ПРИВЕДЁННЫЙ ОТРЫВОК
У инструмента XVIII– XIX веков может быть такой характер, или этакий. Он пойдёт тебе навстречу или нет. Примет то, что ты ему предлагаешь или напрочь откажется и начнёт предлагать что-то своё…
— Я считаю, что у каждого инструмента есть свой характер.
— Я тоже так считаю.
— И с ними надо как с живыми разговаривать.
— Только так с ними и можно разговаривать. Иначе они с вами разговаривать не будут.
— Мы уже перескочили немного вперёд, но я сама виновата – увела вас. Мы говорили о том, как вы познавали по очереди старинные инструменты.
— Так всё и началось. Сначала я познакомился с клавесином на практике в школе. Потом клавесин на долгое время отошёл в тень, потому что, поступив в консерваторию, я занялся органом.
А потом клавесин неожиданно вернулся. Это было на четвёртом курсе. Сначала, в классе камерного ансамбля Тиграна Абрамовича Алиханова мы с друзьями сыграли 5-й Бранденбургский концерт. И это был эффект разорвавшейся бомбы, хотя сам клавесин по-прежнему был плохой.
А потом в Москву из Франции приехал человек, у которого я впоследствии учился – Ильтон Вьюниски. И стал играть на тех же самых «дровах», которые у нас тогда стояли – ничего другого, как я уже говорил, не было. И вдруг он извлёк из них такие звуки, от которых все, начиная с Леонида Исааковича Ройзмана, и заканчивая мной, просто оторопели. Тогда для многих рассеялся тот дурацкий миф, что, как ни ткни в клавесин, звук будет один и тот же. Из моего сознания он исчез навсегда и окончательно, потому что Вьюниски вытворял что-то совершенно невероятное на тех же самых неуклюжих линдхольмах, на нойпертовском клавесине модерн. И выяснилось, что всё возможно! А заодно – что я играть на нём не умею.
Когда он позвал студентов– клавесинистов на летнюю академию во Францию (это было после моего четвёртого курса, я только что выиграл конкурс в Барселоне, и вообще жизнь раскрывалась передо мной во всей красе), конечно, я с радостью туда помчался, благо в те годы такая возможность уже появилась. И тут мы столкнулись с настоящими инструментами. Я увидел и подлинники, и очень хорошие копии. И решил, что это я, безусловно, постараюсь освоить.
Тогда же мне впервые попался на глаза клавикорд, но это отдельная история.
— Можете мне объяснить, как неспециалисту, чем отличается звучание клавикорда от звучания клавесина?
— Механика клавикорда – это самая простая механика, которая только может быть. Поперёк клавиатуры натянуты струны, относительно короткие. На конце клавиши закреплен тангент, это металлическая пластинка, которая касается струны в определенной точке (собственно, клавикорд – это дальнейшее развитие монохорда Пифагора).
С одной стороны струна заглушена, поэтому, когда тангент приподнимает струну, он делит её на две части – на звучащую и незвучащую. Как только тангент опускается, струна глушится. Проще ничего не придумаешь. Никаких дополнительных механизмов.
Это единственный из всех клавишных инструментов, где можно воздействовать на звук, уже нажав клавишу: на нём можно вибрировать. Правда, хотя этот приём очень известен (по– немецки это называется Bebung), но он не является особо важным.

РАЗДЕЛ ДАННЫХ

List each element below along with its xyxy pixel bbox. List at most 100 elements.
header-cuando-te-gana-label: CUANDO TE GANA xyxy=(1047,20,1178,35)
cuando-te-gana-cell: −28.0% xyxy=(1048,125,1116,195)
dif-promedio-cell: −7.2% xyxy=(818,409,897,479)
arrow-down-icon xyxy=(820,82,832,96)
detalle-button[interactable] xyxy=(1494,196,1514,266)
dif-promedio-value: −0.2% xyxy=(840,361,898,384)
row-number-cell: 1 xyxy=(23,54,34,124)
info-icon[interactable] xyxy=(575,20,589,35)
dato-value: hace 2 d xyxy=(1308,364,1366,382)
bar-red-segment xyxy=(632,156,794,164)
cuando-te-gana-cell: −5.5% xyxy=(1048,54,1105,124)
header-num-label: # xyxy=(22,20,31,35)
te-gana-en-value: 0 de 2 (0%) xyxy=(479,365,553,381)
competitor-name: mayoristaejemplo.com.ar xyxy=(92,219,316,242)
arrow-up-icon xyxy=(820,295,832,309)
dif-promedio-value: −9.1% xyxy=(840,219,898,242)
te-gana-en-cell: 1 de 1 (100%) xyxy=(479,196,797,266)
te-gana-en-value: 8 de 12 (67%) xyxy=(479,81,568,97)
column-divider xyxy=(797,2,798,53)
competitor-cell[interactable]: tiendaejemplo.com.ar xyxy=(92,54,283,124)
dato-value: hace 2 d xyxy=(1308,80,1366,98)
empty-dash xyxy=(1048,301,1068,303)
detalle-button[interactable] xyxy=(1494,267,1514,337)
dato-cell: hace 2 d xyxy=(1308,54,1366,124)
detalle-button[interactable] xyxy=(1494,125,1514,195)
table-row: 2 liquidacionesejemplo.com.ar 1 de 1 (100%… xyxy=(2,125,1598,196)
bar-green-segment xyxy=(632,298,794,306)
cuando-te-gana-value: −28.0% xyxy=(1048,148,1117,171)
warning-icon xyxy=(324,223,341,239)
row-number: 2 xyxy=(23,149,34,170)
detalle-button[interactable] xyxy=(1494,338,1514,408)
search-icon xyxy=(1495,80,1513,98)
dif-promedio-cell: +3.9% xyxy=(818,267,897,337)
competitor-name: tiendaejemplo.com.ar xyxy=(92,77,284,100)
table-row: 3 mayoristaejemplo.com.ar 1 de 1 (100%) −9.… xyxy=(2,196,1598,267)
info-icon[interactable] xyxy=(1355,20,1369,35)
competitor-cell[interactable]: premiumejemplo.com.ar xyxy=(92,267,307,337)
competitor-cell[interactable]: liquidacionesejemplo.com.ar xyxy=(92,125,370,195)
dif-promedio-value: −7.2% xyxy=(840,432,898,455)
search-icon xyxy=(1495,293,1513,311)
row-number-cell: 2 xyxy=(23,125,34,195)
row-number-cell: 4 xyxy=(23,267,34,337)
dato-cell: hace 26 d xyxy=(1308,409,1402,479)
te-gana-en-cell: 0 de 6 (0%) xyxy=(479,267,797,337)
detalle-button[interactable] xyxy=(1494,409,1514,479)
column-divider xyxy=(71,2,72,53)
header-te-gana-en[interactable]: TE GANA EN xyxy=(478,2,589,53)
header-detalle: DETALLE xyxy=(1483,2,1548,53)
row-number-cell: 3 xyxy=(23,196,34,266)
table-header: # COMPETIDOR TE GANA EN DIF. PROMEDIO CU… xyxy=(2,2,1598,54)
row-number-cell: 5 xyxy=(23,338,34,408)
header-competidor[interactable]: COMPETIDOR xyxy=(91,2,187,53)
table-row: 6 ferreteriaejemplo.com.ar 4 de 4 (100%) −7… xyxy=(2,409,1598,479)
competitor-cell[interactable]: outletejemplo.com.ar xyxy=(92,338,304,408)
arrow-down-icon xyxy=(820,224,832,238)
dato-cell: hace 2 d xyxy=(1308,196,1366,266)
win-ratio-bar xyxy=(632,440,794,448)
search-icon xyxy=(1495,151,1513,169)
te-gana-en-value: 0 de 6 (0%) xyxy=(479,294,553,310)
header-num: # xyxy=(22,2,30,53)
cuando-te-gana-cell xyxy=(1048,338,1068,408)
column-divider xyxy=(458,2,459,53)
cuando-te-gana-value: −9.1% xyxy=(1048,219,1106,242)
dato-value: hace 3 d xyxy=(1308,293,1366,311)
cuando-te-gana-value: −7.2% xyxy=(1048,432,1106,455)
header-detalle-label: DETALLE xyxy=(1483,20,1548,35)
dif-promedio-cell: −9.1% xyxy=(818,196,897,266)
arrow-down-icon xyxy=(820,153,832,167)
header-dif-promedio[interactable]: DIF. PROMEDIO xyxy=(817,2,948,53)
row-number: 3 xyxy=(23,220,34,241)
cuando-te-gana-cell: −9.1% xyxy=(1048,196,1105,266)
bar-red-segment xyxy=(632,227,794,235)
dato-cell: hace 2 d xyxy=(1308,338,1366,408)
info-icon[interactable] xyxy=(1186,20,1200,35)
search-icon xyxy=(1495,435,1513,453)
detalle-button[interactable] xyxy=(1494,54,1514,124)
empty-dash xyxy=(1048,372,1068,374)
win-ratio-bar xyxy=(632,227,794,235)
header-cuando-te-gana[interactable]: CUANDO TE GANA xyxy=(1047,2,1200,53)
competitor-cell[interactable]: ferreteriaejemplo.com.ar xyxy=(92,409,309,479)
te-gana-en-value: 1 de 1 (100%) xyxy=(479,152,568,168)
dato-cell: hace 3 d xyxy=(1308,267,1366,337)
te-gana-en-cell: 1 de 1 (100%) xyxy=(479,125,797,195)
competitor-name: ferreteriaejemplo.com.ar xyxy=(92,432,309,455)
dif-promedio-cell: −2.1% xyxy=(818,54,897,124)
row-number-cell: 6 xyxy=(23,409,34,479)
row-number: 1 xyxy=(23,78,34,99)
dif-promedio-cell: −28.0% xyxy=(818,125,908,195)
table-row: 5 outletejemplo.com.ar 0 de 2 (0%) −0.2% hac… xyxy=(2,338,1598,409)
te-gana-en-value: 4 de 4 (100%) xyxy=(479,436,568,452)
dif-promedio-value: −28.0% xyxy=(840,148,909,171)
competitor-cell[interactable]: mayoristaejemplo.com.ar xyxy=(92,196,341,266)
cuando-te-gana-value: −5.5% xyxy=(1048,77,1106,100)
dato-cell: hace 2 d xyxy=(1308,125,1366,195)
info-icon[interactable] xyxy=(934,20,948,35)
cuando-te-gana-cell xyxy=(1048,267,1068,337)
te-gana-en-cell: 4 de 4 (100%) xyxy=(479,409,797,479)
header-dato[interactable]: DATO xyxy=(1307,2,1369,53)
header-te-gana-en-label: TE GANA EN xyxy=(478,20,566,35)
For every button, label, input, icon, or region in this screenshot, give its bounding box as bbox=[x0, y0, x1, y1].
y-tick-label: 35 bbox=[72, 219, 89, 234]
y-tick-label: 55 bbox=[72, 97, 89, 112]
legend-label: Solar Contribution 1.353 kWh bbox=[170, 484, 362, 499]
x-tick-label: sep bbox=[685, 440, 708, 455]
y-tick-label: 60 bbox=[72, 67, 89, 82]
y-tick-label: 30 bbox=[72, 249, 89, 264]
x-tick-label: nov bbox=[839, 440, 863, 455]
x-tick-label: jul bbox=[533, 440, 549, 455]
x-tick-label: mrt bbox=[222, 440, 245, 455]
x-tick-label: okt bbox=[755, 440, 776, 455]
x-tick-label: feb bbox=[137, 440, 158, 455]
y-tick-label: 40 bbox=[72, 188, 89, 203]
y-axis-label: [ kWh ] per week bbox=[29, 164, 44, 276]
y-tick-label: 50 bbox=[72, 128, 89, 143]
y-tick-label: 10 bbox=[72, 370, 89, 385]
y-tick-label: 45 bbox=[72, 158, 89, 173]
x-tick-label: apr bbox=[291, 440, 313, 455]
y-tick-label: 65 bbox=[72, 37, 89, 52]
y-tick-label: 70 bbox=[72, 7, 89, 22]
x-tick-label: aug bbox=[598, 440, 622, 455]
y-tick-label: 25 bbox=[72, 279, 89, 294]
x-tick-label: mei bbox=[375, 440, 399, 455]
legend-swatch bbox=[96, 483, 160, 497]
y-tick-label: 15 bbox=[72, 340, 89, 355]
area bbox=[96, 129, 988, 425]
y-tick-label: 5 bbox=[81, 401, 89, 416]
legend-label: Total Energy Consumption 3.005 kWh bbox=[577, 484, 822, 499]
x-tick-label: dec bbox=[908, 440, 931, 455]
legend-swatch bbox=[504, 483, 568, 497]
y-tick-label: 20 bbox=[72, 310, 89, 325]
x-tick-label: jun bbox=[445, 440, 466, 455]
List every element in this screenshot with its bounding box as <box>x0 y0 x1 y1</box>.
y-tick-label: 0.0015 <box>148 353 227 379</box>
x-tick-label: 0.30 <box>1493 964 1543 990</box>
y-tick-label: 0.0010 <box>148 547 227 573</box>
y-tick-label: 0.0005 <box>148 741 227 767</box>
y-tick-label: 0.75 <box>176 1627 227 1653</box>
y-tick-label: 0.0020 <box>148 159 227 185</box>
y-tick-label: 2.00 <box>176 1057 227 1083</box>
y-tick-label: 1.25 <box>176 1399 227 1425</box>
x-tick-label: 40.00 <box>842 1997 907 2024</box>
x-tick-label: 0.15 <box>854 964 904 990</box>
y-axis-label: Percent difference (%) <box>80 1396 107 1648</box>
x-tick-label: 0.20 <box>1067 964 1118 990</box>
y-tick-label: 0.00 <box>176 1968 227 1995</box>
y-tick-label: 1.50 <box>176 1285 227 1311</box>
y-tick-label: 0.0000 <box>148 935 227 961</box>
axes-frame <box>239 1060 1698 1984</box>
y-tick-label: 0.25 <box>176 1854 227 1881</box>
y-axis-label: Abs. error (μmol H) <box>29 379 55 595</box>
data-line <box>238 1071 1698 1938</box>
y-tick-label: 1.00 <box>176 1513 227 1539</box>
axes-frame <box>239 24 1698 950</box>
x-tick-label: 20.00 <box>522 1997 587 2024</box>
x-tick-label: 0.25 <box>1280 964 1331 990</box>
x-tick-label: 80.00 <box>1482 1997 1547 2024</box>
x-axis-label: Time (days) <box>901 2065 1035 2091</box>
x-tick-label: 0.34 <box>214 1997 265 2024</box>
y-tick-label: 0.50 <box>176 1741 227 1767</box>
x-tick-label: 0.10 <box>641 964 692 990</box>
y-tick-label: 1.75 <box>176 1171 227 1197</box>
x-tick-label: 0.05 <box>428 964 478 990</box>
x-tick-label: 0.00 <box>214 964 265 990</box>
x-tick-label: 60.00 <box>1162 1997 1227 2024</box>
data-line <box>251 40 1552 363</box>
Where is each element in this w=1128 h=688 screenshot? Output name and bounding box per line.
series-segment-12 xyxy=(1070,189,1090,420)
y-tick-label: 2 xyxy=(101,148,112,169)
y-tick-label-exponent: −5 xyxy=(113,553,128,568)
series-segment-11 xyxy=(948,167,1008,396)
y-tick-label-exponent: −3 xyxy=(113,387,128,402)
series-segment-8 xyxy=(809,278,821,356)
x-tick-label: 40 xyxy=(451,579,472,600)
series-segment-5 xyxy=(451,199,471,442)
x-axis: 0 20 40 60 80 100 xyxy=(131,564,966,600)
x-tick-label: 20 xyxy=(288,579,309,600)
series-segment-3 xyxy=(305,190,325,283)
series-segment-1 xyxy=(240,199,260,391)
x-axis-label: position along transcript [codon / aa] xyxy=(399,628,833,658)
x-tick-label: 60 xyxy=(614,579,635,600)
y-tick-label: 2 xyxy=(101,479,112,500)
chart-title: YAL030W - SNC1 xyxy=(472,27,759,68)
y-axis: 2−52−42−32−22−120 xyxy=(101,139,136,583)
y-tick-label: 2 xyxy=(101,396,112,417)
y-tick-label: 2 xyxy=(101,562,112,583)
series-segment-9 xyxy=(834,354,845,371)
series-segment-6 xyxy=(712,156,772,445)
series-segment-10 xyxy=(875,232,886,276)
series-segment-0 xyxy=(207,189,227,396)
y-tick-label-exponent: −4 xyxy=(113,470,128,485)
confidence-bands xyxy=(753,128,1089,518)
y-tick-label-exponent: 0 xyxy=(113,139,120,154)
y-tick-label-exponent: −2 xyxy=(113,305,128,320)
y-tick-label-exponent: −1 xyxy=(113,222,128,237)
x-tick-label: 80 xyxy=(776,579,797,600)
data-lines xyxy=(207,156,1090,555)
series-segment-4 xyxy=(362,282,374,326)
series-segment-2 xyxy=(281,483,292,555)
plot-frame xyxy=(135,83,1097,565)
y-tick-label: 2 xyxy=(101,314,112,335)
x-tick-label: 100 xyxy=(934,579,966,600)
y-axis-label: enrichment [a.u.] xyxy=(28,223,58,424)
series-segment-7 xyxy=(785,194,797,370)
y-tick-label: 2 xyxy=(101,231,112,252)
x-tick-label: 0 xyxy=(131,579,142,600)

УСЛОВИЕ ЗАДАНИЯ
Что такое тангент, согласно отрывку о клавикорде?

ПОЛНЫЙ ОТВЕТ
Тангент — это металлическая пластинка на конце клавиши, которая касается струны в определённой точке.